JUST IN: Navy Wants 'Agile' Family of Logistics Ships

By Jon Harper
Military Sealift Command dry cargo and ammunition ship USNS Lewis and Clark

Navy photo

The Navy wants its next generation of logistics ships to be multi-functional as the service anticipates operating in more contested environments in the Indo-Pacific and elsewhere.

The sea service is planning to implement new concepts such as distributed maritime operations and expeditionary advanced base operations. Wargames are helping officials flesh out what the future fleet should look like to perform more effectively, noted Vice Adm. Ricky Williamson, deputy chief of naval operations, fleet readiness and logistics, N4.

“The fleet is going to operate differently,” he said Feb. 9 during remarks at the National Defense Industrial Association’s Expeditionary Warfare Conference, which was held virtually. “Our logistics has to be able to keep pace with the fleet, and it has to do it in this new world.”

Many of today’s platforms are “exquisite,” but future platforms must be “agile,” he said.

“Instead of building the exquisite one-time solution, think of the solution that may be able to do two or three things” such as rearm, resupply and refuel, he told members of industry. “Those three things are absolutely critical.”

Survivability of the fleet is another major concern.

In a contested environment, “having a big gray thing” delivering supplies to other ships is “probably not a good idea,” Williamson said.

To get at the problem, the Navy has launched a Next-Generation Logistics Ship program aimed at supporting a more distributed maritime force with smaller vessels. The service’s fiscal year 2022 budget request included about $28 million in research-and-development funding for the NGLS project, according to the Congressional Research Service.

+-------+

> _Required actions_
**a.** Check each statement against the Navy logistics article and answer yes or no for each, quoting the words of the text that settle it. (i) Williamson spoke on Feb. 9 at a conference that was held virtually. (ii) Williamson said future platforms must be "exquisite." (iii) The fiscal year 2022 budget request included about $28 million in research-and-development funding for the NGLS project.
**b.** Edit the stretch of the Navy logistics article from "JUST IN: Navy" through "Indo-Pacific and elsewhere.", putting "Western Pacific" in place of "Indo-Pacific".

+-------+

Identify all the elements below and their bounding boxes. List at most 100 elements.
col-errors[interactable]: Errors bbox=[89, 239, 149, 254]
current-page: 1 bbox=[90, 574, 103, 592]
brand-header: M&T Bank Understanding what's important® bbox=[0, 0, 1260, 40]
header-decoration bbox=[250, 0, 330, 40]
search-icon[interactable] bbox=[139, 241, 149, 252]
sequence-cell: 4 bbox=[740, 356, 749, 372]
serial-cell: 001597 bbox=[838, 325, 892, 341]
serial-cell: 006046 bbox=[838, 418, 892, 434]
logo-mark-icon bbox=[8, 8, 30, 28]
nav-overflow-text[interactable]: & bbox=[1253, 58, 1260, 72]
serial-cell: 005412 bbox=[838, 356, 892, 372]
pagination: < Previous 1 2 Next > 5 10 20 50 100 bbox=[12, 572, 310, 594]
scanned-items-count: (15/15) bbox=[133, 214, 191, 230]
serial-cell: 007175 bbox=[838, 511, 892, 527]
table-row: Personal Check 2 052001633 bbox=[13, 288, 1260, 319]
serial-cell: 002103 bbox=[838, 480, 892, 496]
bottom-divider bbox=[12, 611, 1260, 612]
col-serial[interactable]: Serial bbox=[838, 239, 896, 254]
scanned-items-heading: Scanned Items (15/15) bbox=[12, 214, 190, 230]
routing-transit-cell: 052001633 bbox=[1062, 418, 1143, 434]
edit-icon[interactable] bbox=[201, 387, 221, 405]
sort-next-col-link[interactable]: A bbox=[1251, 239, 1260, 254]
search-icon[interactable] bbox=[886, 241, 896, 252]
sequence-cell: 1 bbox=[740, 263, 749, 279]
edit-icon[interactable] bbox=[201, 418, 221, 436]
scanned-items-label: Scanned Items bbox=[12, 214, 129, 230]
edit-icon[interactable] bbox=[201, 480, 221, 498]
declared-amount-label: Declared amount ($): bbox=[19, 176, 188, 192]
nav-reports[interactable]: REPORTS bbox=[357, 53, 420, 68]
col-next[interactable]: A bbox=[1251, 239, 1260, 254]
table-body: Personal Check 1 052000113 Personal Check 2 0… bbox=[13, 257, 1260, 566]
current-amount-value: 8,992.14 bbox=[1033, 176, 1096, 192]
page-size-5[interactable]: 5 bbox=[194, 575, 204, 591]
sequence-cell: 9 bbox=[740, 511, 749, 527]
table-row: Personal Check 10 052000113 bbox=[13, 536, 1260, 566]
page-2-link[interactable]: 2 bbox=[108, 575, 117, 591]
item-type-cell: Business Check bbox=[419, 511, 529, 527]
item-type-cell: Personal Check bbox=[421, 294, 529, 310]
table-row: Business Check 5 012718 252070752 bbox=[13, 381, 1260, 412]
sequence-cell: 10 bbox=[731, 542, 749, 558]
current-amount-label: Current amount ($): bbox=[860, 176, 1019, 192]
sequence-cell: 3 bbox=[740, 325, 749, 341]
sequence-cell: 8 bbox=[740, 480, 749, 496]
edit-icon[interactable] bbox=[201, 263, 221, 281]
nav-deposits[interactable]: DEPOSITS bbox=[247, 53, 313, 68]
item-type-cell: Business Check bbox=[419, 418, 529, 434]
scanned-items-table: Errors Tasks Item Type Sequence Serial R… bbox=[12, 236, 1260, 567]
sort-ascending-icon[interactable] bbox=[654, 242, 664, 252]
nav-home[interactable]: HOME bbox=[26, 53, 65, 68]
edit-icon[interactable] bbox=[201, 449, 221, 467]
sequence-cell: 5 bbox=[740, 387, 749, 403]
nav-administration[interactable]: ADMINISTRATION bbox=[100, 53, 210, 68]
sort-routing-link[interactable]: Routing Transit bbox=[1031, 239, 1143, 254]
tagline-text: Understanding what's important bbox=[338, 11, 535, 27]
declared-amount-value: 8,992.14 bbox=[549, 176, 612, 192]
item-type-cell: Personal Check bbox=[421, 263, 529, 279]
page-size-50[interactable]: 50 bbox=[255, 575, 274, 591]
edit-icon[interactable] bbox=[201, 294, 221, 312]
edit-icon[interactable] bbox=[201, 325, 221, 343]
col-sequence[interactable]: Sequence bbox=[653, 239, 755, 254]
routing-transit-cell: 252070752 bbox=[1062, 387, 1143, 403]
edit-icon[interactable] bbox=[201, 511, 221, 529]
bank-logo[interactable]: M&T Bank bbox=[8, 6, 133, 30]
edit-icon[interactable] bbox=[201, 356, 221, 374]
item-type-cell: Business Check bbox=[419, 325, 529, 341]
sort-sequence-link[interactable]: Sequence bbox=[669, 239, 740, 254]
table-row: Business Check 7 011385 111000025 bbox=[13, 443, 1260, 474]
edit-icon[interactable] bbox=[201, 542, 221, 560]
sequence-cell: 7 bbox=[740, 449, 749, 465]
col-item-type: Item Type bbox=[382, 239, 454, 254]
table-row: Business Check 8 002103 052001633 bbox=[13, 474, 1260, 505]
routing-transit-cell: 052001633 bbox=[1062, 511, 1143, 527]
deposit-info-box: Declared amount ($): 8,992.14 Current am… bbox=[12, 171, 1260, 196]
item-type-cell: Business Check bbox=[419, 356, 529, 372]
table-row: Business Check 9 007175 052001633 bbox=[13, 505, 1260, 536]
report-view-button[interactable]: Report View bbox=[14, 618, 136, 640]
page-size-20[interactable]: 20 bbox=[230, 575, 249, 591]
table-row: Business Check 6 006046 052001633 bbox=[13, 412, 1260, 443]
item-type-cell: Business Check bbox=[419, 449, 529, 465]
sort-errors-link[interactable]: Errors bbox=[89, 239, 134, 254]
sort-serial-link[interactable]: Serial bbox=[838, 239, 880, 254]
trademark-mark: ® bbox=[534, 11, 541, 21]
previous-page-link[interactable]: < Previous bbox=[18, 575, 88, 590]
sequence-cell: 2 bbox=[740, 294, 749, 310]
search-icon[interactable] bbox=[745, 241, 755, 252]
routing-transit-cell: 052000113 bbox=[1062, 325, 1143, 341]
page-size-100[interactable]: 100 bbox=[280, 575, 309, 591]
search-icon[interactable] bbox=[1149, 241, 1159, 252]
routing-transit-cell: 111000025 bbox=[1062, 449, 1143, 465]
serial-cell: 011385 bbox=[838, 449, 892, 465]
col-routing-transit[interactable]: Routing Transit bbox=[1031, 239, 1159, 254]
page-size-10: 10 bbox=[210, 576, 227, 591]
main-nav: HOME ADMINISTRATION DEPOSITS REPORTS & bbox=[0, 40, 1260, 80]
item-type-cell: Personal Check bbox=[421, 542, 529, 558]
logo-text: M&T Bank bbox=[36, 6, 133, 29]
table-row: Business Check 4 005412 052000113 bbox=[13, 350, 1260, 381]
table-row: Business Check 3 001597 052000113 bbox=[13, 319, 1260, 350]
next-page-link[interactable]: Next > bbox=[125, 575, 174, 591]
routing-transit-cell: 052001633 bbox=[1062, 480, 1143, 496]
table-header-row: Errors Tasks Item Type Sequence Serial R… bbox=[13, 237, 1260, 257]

+-------+

> _Results for each task_
**a.**
(i) Yes: "he said Feb. 9 during remarks at the National Defense Industrial Association’s Expeditionary Warfare Conference, which was held virtually."
(ii) No: "Many of today’s platforms are “exquisite,” but future platforms must be “agile,”"
(iii) Yes: "The service’s fiscal year 2022 budget request included about $28 million in research-and-development funding for the NGLS project"

**b.**
JUST IN: Navy Wants 'Agile' Family of Logistics Ships

By Jon Harper
Military Sealift Command dry cargo and ammunition ship USNS Lewis and Clark

Navy photo

The Navy wants its next generation of logistics ships to be multi-functional as the service anticipates operating in more contested environments in the Western Pacific and elsewhere.